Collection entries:
****************

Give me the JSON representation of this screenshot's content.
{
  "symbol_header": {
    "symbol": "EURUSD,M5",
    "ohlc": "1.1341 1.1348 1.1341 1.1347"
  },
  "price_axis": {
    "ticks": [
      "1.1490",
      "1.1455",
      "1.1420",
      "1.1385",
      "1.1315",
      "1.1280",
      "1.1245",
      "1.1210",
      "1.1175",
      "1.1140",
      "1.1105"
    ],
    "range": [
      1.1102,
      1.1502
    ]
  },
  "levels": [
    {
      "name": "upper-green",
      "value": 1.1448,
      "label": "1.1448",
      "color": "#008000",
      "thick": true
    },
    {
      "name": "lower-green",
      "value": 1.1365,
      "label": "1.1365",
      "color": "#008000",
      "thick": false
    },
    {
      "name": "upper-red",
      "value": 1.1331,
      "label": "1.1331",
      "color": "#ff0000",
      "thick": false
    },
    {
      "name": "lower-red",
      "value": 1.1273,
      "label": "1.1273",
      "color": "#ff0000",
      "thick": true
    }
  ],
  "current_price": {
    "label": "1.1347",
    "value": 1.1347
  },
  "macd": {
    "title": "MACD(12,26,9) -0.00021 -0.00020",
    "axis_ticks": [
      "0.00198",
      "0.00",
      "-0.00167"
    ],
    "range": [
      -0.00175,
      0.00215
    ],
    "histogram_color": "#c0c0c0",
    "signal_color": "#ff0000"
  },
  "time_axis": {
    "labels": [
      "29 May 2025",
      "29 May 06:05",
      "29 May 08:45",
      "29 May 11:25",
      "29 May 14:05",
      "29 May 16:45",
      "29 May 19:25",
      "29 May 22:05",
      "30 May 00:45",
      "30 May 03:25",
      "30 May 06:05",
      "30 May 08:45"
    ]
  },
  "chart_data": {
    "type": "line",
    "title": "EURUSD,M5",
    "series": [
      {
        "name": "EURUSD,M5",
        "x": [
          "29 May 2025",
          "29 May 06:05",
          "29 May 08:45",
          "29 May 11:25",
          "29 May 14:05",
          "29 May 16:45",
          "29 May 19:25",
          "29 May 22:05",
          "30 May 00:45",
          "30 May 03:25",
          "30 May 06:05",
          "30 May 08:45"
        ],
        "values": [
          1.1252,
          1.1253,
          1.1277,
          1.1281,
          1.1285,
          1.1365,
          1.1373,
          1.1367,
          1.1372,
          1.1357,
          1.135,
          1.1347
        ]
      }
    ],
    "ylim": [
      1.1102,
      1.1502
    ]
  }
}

****************

> [Work to complete]: Using the entries above, return each line that includes the word "EURUSD".

> [Response to the exercise]:
    "symbol": "EURUSD,M5",
    "title": "EURUSD,M5",
        "name": "EURUSD,M5",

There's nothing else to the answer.